▶ [Extract]
"""

Combines internal evaluation and external comparison into a single pipeline run.

`eval_codeswitch_and_new_baselines.py` — Code-Switching Evaluation

Lines: ~373

Evaluates tokenizers on mixed-script (code-switched) texts as a separate category. Also adds the atlasia/darija_bpe_tokenizer baseline and evaluates all tokenizers on DODa.

Outputs: results/codeswitch_results.csv / .json

`eval_doda_independent.py` — DODa Independent Validation

Lines: ~196

Evaluates all tokenizers on atlasia/DODa (87K Arabizi dictionary entries), sampled to 10K entries. Serves as an independent, out-of-training-distribution validation.

Outputs: results/doda_independent_results.csv / .json

Utility Scripts

`fix_tokenizer_decoders.py` — Decoder Bug Fixer

Lines: ~152

Patches three decoder bugs in tokenizer JSON files:

WordPiece double-space artifact (Metaspace decoder producing " " instead of " ")
NULL decoder in concat_bpe_16000 (missing Metaspace decoder)
Missing WordPiece sub-decoder in concat_wordpiece_16000

Warning: Modifies tokenizer files in place. No backup is created.

`gen_report.py` — Report Generator

Lines: ~70

Generates a Markdown summary report (benchmark_report.md) from tokenizer_results.csv, including best-by-vocabulary tables and full results.

`regen_figures.py` — Figure Regenerator

Lines: ~313

Regenerates the 5 main paper figures from test_set_results.csv with larger fonts (14pt base) for readability. Reads from CSV and writes PNGs to the paper's figures/ directory.

Inputs: results/test_set_results.csv

Outputs: figures/fertility_overall_comparison_v2.png, fertility_overall_trends.png, fertility_disparity_comparison_v2.png, fertility_disparity_heatmap_v2.png, external_comparison.png

`verify_arithmetic.py` — Numeric Claims Verification

Lines: ~143

Validates every percentage claim in the paper and README against test_set_results.csv. Checks:

Disparity formula: |F_ar - F_az| / max(F_ar, F_az)
Overall fertility derivability from per-script values
All percentage improvement claims (27-34%, 40-50%, etc.)

"""

▶ [Exercise requirements]
1. In the script documentation, how many DODa entries does eval_doda_independent.py sample for its evaluation?
2. Can you recast the paragraph of the script documentation that begins "Regenerates the 5 main paper figures" as a short bulleted list that keeps its main facts?
3. Print the stretch of the script documentation from "Combines internal evaluation" through "tokenizers on DODa.".
The listing has no connection to the script documentation.

Records from a data source:
"""

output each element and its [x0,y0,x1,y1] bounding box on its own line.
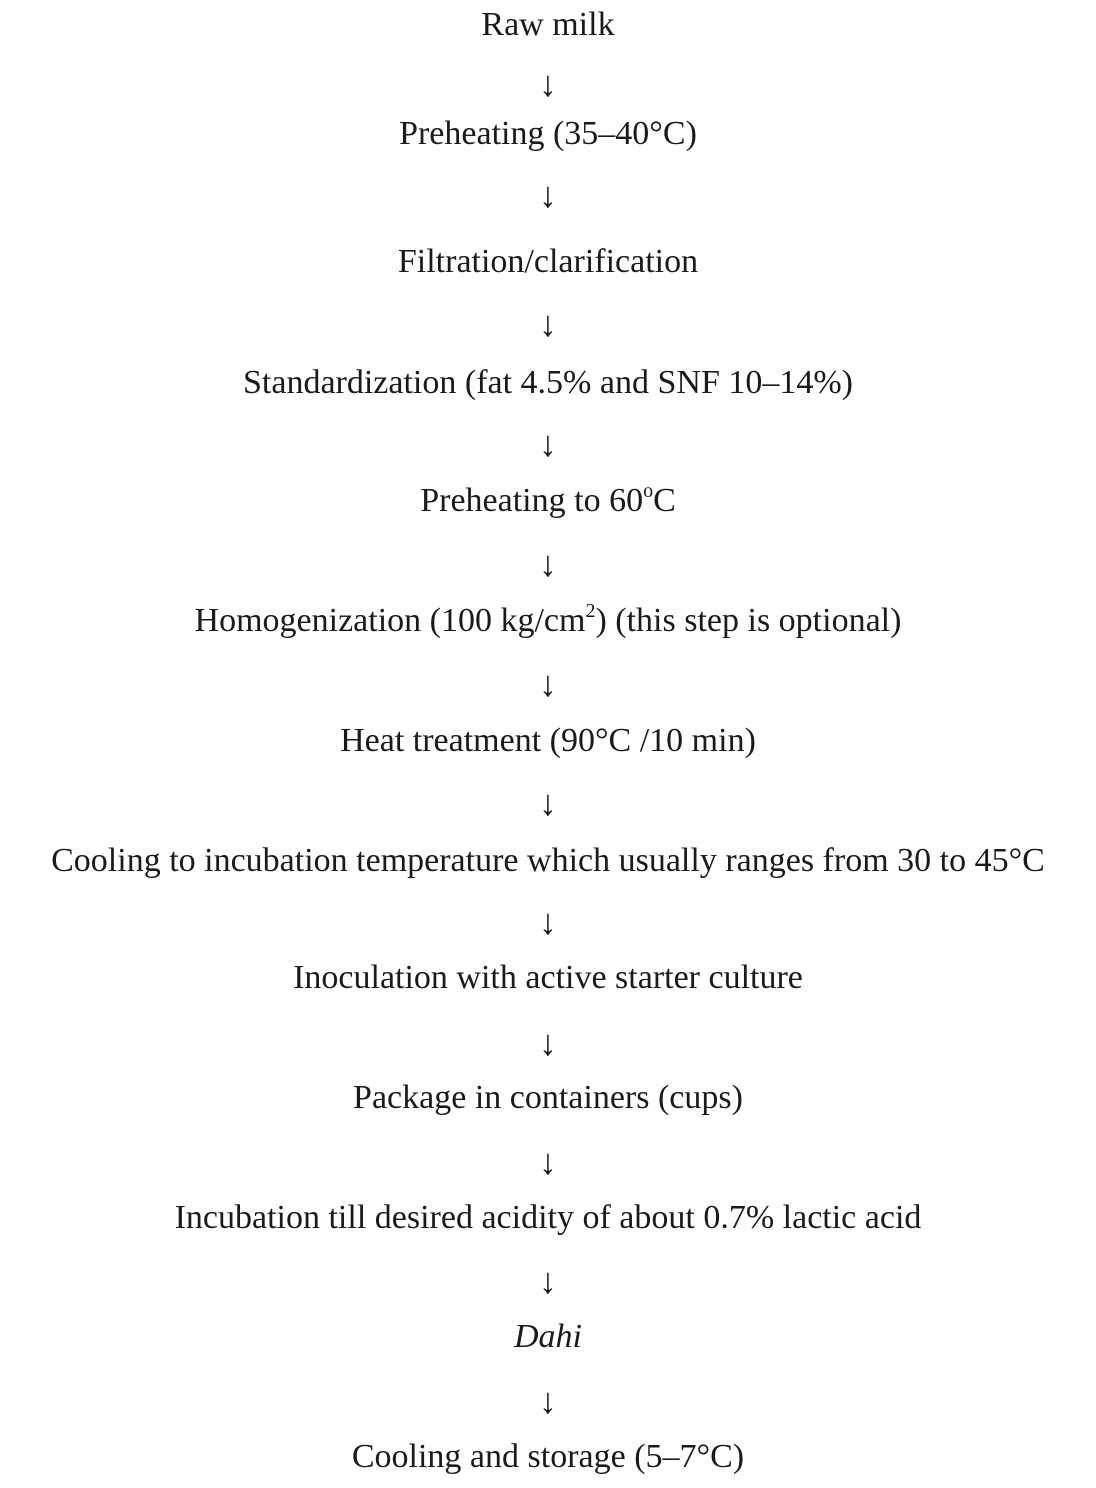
step-raw-milk: Raw milk [481,6,615,43]
step-preheating-35-40: Preheating (35–40°C) [399,115,697,152]
step-cooling-and-storage: Cooling and storage (5–7°C) [351,1438,745,1475]
step-inoculation: Inoculation with active starter culture [293,959,803,996]
down-arrow-icon: ↓ [539,544,557,584]
down-arrow-icon: ↓ [539,64,557,104]
down-arrow-icon: ↓ [539,175,557,215]
step-superscript: o [643,480,654,502]
step-heat-treatment: Heat treatment (90°C /10 min) [340,722,756,759]
step-superscript: 2 [585,600,596,622]
down-arrow-icon: ↓ [539,1381,557,1421]
step-text: C [653,482,676,519]
step-package-in-containers: Package in containers (cups) [353,1079,743,1116]
step-preheating-to-60 [0,480,1096,519]
step-standardization: Standardization (fat 4.5% and SNF 10–14%) [243,364,853,401]
step-incubation: Incubation till desired acidity of about 0.7% lactic acid [174,1199,922,1236]
step-homogenization [0,600,1096,639]
down-arrow-icon: ↓ [539,1023,557,1063]
step-text: Preheating to 60 [420,482,644,519]
down-arrow-icon: ↓ [539,783,557,823]
step-text: Homogenization (100 kg/cm [194,602,586,639]
down-arrow-icon: ↓ [539,1261,557,1301]
down-arrow-icon: ↓ [539,664,557,704]
step-dahi: Dahi [514,1318,582,1355]
step-cooling-to-incubation: Cooling to incubation temperature which usually ranges from 30 to 45°C [51,842,1045,879]
down-arrow-icon: ↓ [539,1142,557,1182]
down-arrow-icon: ↓ [539,304,557,344]
step-filtration-clarification: Filtration/clarification [397,243,699,280]
down-arrow-icon: ↓ [539,902,557,942]
down-arrow-icon: ↓ [539,424,557,464]
step-text: ) (this step is optional) [595,602,902,639]
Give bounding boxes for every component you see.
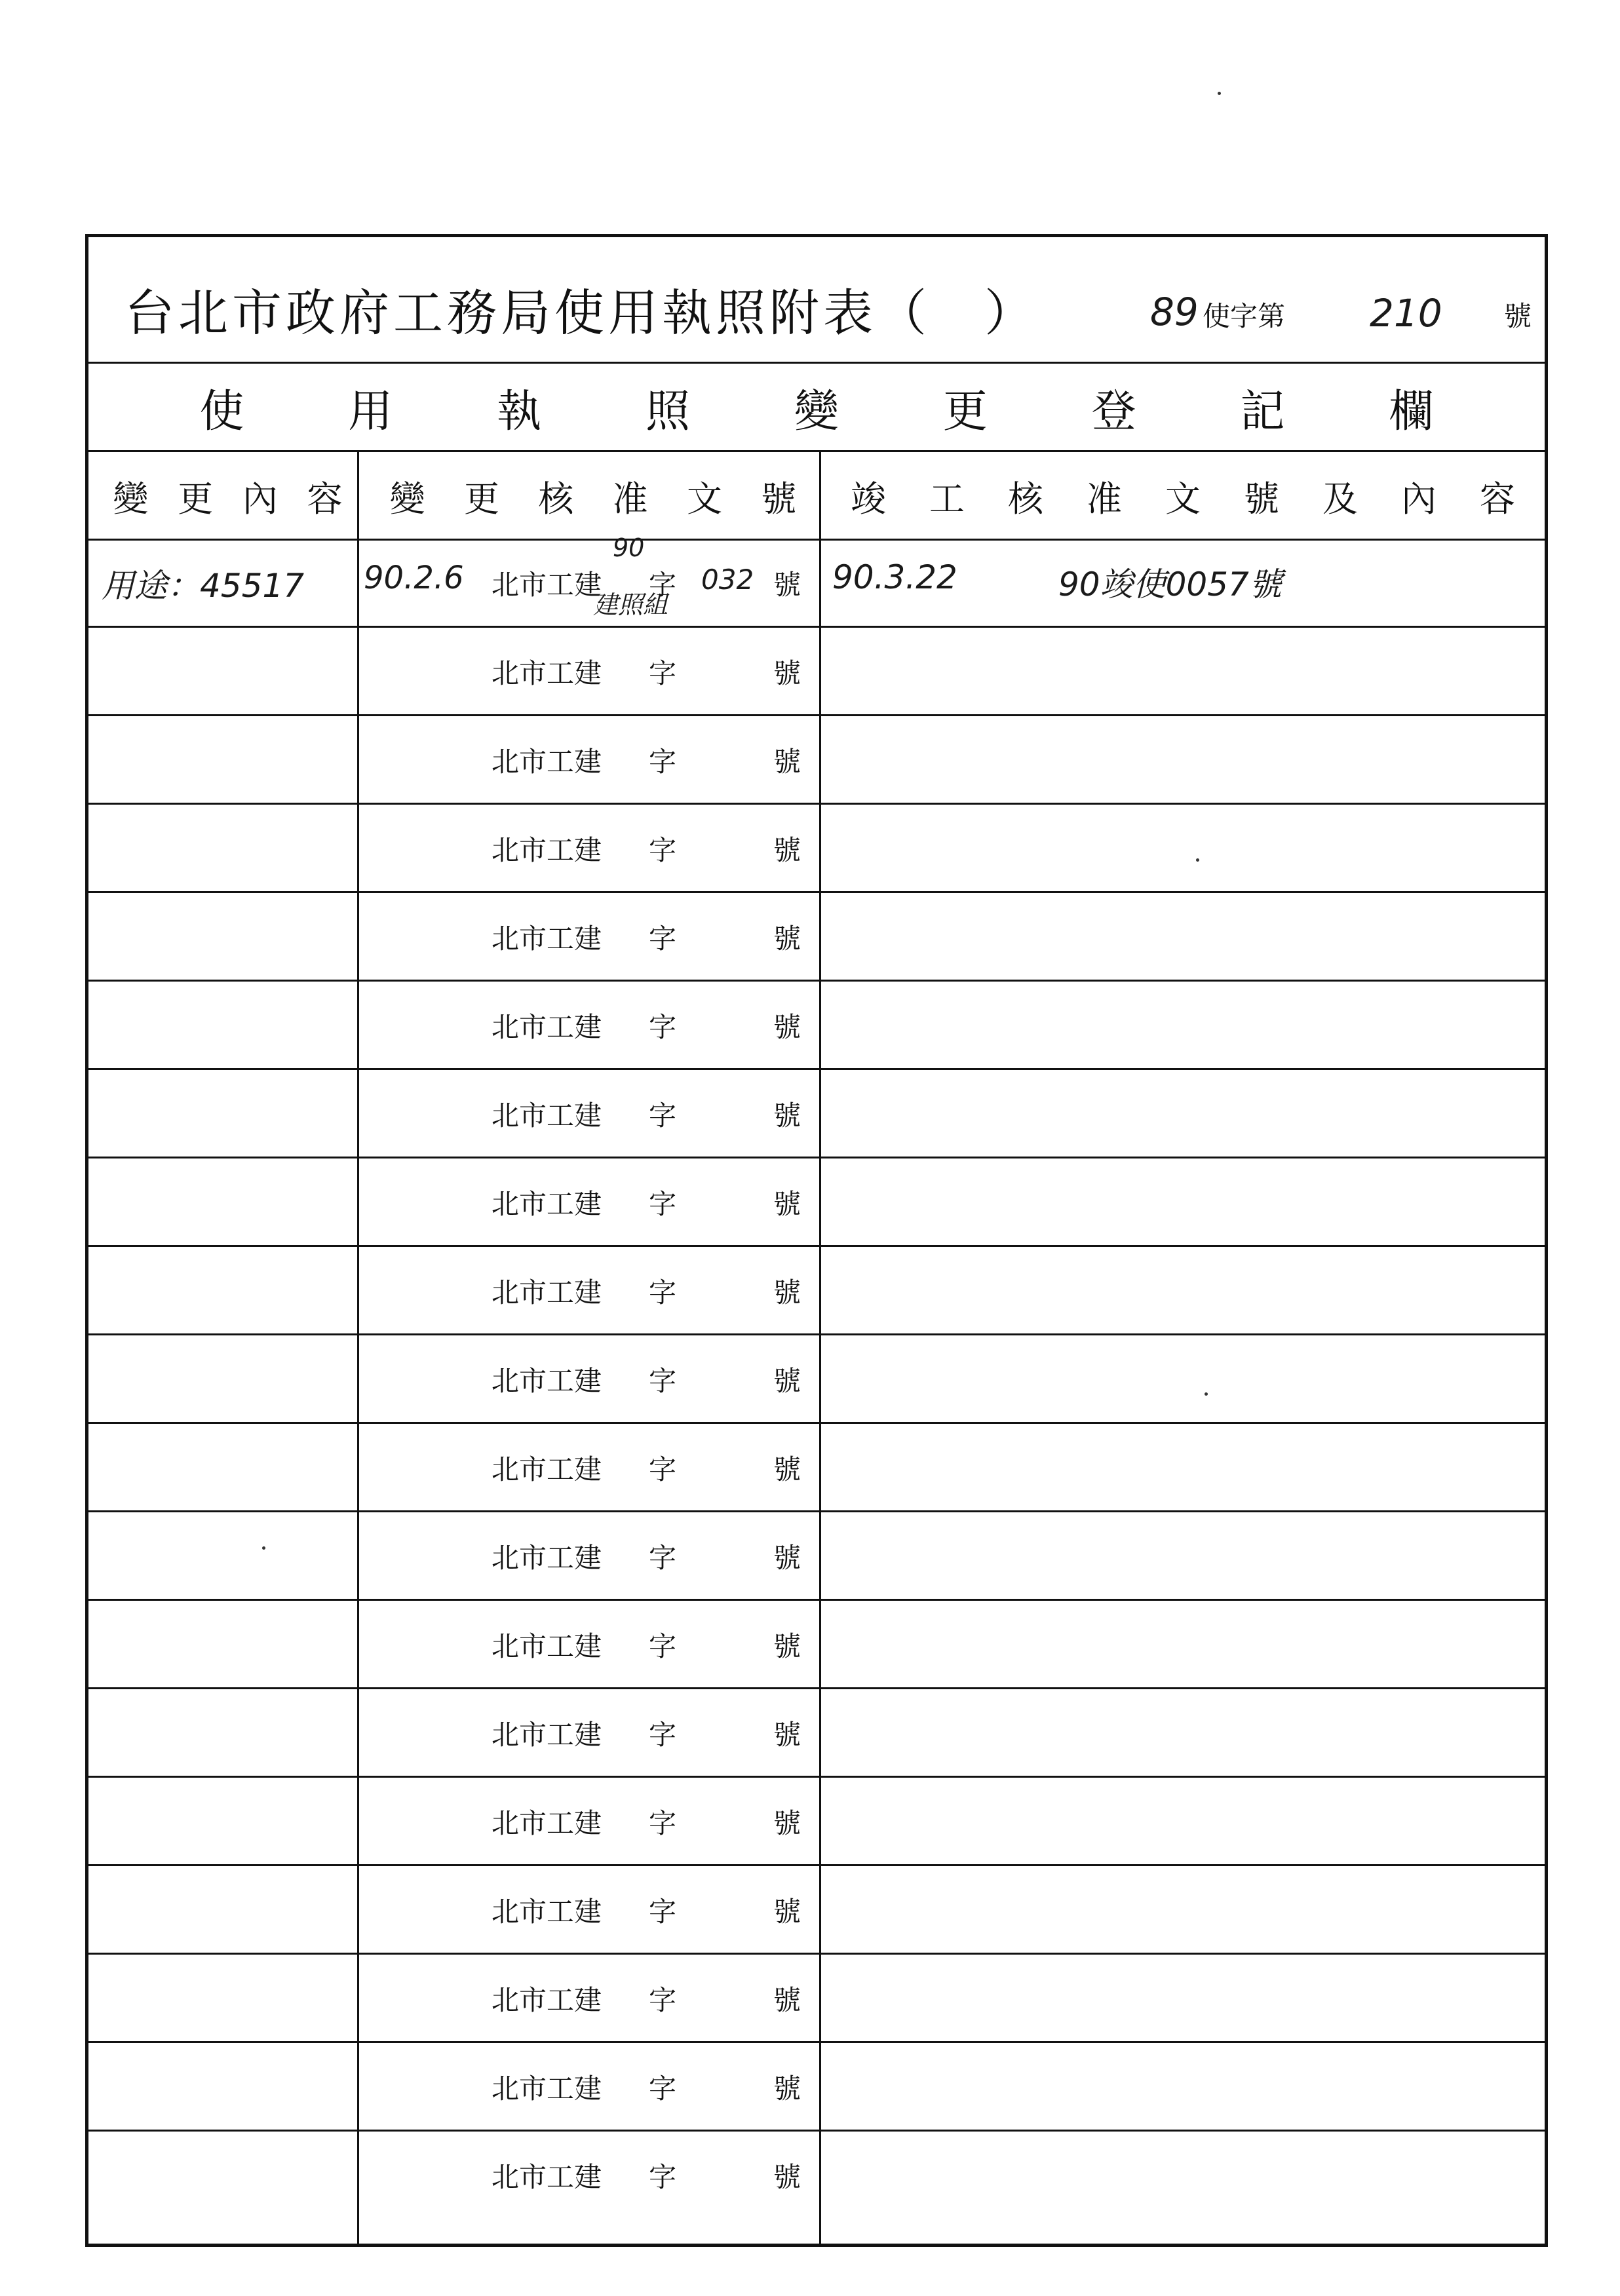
section-title-char: 照: [646, 385, 691, 438]
approval-prefix: 北市工建: [492, 1541, 602, 1574]
col-head-char: 號: [1244, 478, 1279, 520]
permit-number: 210: [1370, 291, 1442, 335]
section-title-char: 欄: [1389, 385, 1434, 438]
completion-date: 90.3.22: [832, 558, 957, 596]
completion-cell: [822, 2131, 1543, 2219]
completion-cell: [822, 892, 1543, 981]
approval-hao: 號: [773, 1010, 801, 1043]
col-head-char: 竣: [851, 478, 886, 520]
divider: [88, 450, 1545, 452]
permit-annex-form: [85, 234, 1548, 2247]
register-row: [88, 804, 1545, 892]
completion-cell: [822, 1423, 1543, 1512]
approval-prefix: 北市工建: [492, 1276, 602, 1309]
approval-prefix: 北市工建: [492, 568, 602, 601]
approval-hao: 號: [773, 833, 801, 866]
col-head-char: 及: [1322, 478, 1358, 520]
register-row: [88, 1866, 1545, 1954]
scan-speck: [1205, 1392, 1208, 1396]
change-approval-cell: [88, 1335, 819, 1423]
approval-prefix: 北市工建: [492, 657, 602, 689]
change-approval-cell: [88, 1246, 819, 1335]
approval-hao: 號: [773, 1807, 801, 1839]
col-head-char: 文: [1165, 478, 1201, 520]
approval-hao: 號: [773, 1718, 801, 1751]
completion-cell: [822, 716, 1543, 804]
divider: [88, 362, 1545, 364]
register-row: [88, 627, 1545, 716]
col-head-char: 號: [761, 478, 797, 520]
section-title-char: 更: [942, 385, 988, 438]
completion-cell: [822, 539, 1543, 627]
approval-year: 90: [613, 533, 645, 562]
approval-zi: 字: [649, 1187, 677, 1220]
change-approval-cell: [88, 2042, 819, 2131]
approval-zi: 字: [649, 1807, 677, 1839]
completion-cell: [822, 981, 1543, 1069]
register-row: [88, 1069, 1545, 1158]
change-approval-cell: [88, 892, 819, 981]
change-approval-cell: [88, 1866, 819, 1954]
approval-zi: 字: [649, 1718, 677, 1751]
approval-hao: 號: [773, 1276, 801, 1309]
approval-zi: 字: [649, 1453, 677, 1485]
completion-cell: [822, 2042, 1543, 2131]
completion-cell: [822, 1158, 1543, 1246]
approval-hao: 號: [773, 2072, 801, 2105]
approval-prefix: 北市工建: [492, 1364, 602, 1397]
approval-prefix: 北市工建: [492, 1983, 602, 2016]
approval-prefix: 北市工建: [492, 1187, 602, 1220]
completion-cell: [822, 1246, 1543, 1335]
section-title-char: 使: [199, 385, 244, 438]
col-head-char: 更: [463, 478, 499, 520]
form-title: 台北市政府工務局使用執照附表（ ）: [125, 284, 1038, 342]
col-head-char: 內: [1401, 478, 1437, 520]
col-head-char: 工: [929, 478, 965, 520]
col-head-char: 核: [538, 478, 574, 520]
col-head-char: 容: [1480, 478, 1515, 520]
register-row: [88, 1512, 1545, 1600]
approval-zi: 字: [649, 833, 677, 866]
completion-cell: [822, 1777, 1543, 1866]
register-row: [88, 1689, 1545, 1777]
register-row: [88, 1246, 1545, 1335]
change-approval-cell: [88, 1158, 819, 1246]
col-head-char: 准: [612, 478, 648, 520]
section-title-char: 變: [794, 385, 839, 438]
col-head-char: 變: [389, 478, 425, 520]
change-approval-cell: [88, 2131, 819, 2219]
register-row: [88, 892, 1545, 981]
scan-speck: [262, 1546, 265, 1550]
change-approval-cell: [88, 1600, 819, 1689]
approval-prefix: 北市工建: [492, 2072, 602, 2105]
approval-zi: 字: [649, 1099, 677, 1132]
col-head-char: 更: [178, 478, 214, 520]
scan-speck: [1218, 92, 1221, 95]
approval-hao: 號: [773, 745, 801, 778]
section-title: [88, 365, 1545, 450]
approval-prefix: 北市工建: [492, 745, 602, 778]
register-row: [88, 1954, 1545, 2042]
approval-hao: 號: [773, 1630, 801, 1662]
completion-cell: [822, 1335, 1543, 1423]
col-head-completion: [829, 453, 1537, 539]
completion-cell: [822, 1600, 1543, 1689]
completion-cell: [822, 1866, 1543, 1954]
approval-zi: 字: [649, 1276, 677, 1309]
section-title-char: 用: [348, 385, 393, 438]
register-row: [88, 2042, 1545, 2131]
approval-hao: 號: [773, 1453, 801, 1485]
register-row: [88, 1423, 1545, 1512]
col-head-change-content: [98, 453, 357, 539]
change-approval-cell: [88, 533, 819, 627]
approval-zi: 字: [649, 1010, 677, 1043]
approval-zi: 字: [649, 2072, 677, 2105]
approval-hao: 號: [773, 1099, 801, 1132]
register-row: [88, 533, 1545, 627]
register-row: [88, 2131, 1545, 2219]
permit-suffix: 號: [1504, 300, 1532, 332]
approval-prefix: 北市工建: [492, 1718, 602, 1751]
col-head-char: 准: [1087, 478, 1122, 520]
scan-speck: [1196, 858, 1199, 862]
completion-cell: [822, 1954, 1543, 2042]
change-approval-cell: [88, 627, 819, 716]
change-content-text: 用途：45517: [102, 566, 305, 605]
approval-hao: 號: [773, 1895, 801, 1928]
approval-zi: 字: [649, 568, 677, 601]
approval-hao: 號: [773, 657, 801, 689]
change-approval-cell: [88, 981, 819, 1069]
col-head-char: 內: [242, 478, 278, 520]
register-row: [88, 1335, 1545, 1423]
col-head-change-approval: [370, 453, 816, 539]
completion-cell: [822, 1512, 1543, 1600]
col-head-char: 變: [113, 478, 149, 520]
approval-zi: 字: [649, 745, 677, 778]
approval-number: 032: [701, 564, 754, 596]
change-approval-cell: [88, 716, 819, 804]
change-approval-cell: [88, 1954, 819, 2042]
approval-hao: 號: [773, 1983, 801, 2016]
completion-content: 90竣使0057號: [1058, 565, 1282, 603]
change-approval-cell: [88, 1069, 819, 1158]
approval-zi: 字: [649, 1630, 677, 1662]
section-title-char: 執: [497, 385, 542, 438]
permit-word: 使字第: [1203, 300, 1286, 332]
col-head-char: 容: [307, 478, 343, 520]
approval-hao: 號: [773, 922, 801, 955]
approval-hao: 號: [773, 1364, 801, 1397]
approval-prefix: 北市工建: [492, 1895, 602, 1928]
completion-cell: [822, 627, 1543, 716]
approval-zi: 字: [649, 1983, 677, 2016]
completion-cell: [822, 1069, 1543, 1158]
approval-zi: 字: [649, 1541, 677, 1574]
change-approval-cell: [88, 1512, 819, 1600]
completion-cell: [822, 1689, 1543, 1777]
approval-zi: 字: [649, 2160, 677, 2193]
change-approval-cell: [88, 1423, 819, 1512]
section-title-char: 記: [1240, 385, 1285, 438]
col-head-char: 文: [686, 478, 722, 520]
approval-zi: 字: [649, 1364, 677, 1397]
col-head-char: 核: [1008, 478, 1043, 520]
permit-year: 89: [1150, 290, 1199, 334]
approval-hao: 號: [773, 1541, 801, 1574]
register-row: [88, 1600, 1545, 1689]
approval-prefix: 北市工建: [492, 1630, 602, 1662]
section-title-char: 登: [1091, 385, 1136, 438]
change-approval-cell: [88, 804, 819, 892]
approval-unit: 建照組: [593, 590, 668, 619]
register-row: [88, 1158, 1545, 1246]
change-approval-cell: [88, 1689, 819, 1777]
approval-prefix: 北市工建: [492, 1453, 602, 1485]
register-row: [88, 716, 1545, 804]
approval-hao: 號: [773, 1187, 801, 1220]
register-row: [88, 1777, 1545, 1866]
completion-cell: [822, 804, 1543, 892]
register-row: [88, 981, 1545, 1069]
approval-zi: 字: [649, 922, 677, 955]
approval-prefix: 北市工建: [492, 833, 602, 866]
change-approval-cell: [88, 1777, 819, 1866]
approval-prefix: 北市工建: [492, 2160, 602, 2193]
approval-hao: 號: [773, 2160, 801, 2193]
approval-prefix: 北市工建: [492, 1099, 602, 1132]
approval-hao: 號: [773, 568, 801, 601]
approval-prefix: 北市工建: [492, 1010, 602, 1043]
approval-date: 90.2.6: [364, 560, 464, 596]
approval-zi: 字: [649, 657, 677, 689]
approval-zi: 字: [649, 1895, 677, 1928]
approval-prefix: 北市工建: [492, 922, 602, 955]
approval-prefix: 北市工建: [492, 1807, 602, 1839]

"""

▶ [Response list]
1. 10K entries.

2.
- Regenerates the 5 main paper figures from test_set_results.csv
- Uses larger fonts (14pt base) for readability
- Reads from CSV and writes PNGs to the paper's figures/ directory

3.
Combines internal evaluation and external comparison into a single pipeline run.

`eval_codeswitch_and_new_baselines.py` — Code-Switching Evaluation

Lines: ~373

Evaluates tokenizers on mixed-script (code-switched) texts as a separate category. Also adds the atlasia/darija_bpe_tokenizer baseline and evaluates all tokenizers on DODa.